→ **EXERCISE INSTRUCTIONS**: Answer with a single number, the count of lines holding the word "sofreram".

>> Begin DATASET ROWS

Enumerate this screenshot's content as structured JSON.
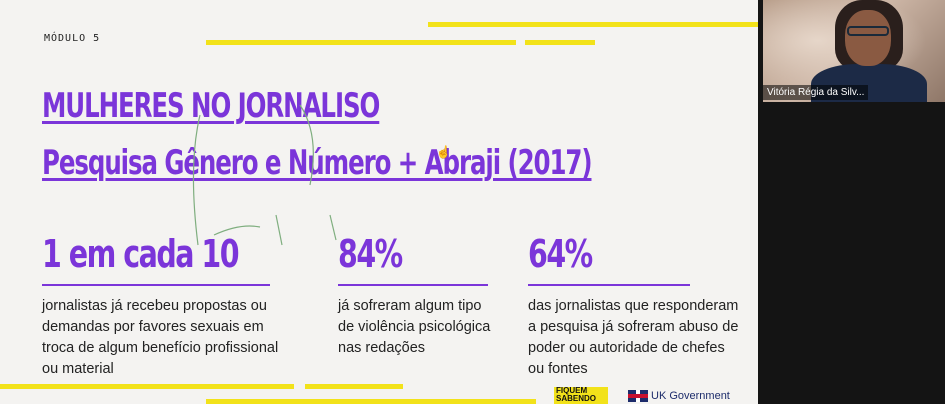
{
  "slide": {
    "module": "MÓDULO 5",
    "title_line1": "MULHERES NO JORNALISO",
    "title_line2": "Pesquisa Gênero e Número + Abraji (2017)",
    "stats": [
      {
        "value": "1 em cada 10",
        "description": "jornalistas já recebeu propostas ou demandas por favores sexuais em troca de algum benefício profissional ou material"
      },
      {
        "value": "84%",
        "description": "já sofreram algum tipo de violência psicológica nas redações"
      },
      {
        "value": "64%",
        "description": "das jornalistas que responderam a pesquisa já sofreram abuso de poder ou autoridade de chefes ou fontes"
      }
    ],
    "logos": {
      "fiquem_sabendo": "FIQUEM SABENDO",
      "uk_government": "UK Government"
    },
    "accent_color": "#7b35d9",
    "stripe_color": "#f2e21a"
  },
  "video": {
    "participant_name": "Vitória Régia da Silv..."
  }
}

>> End DATASET ROWS

→ **EXERCISE RESPONSE**: 2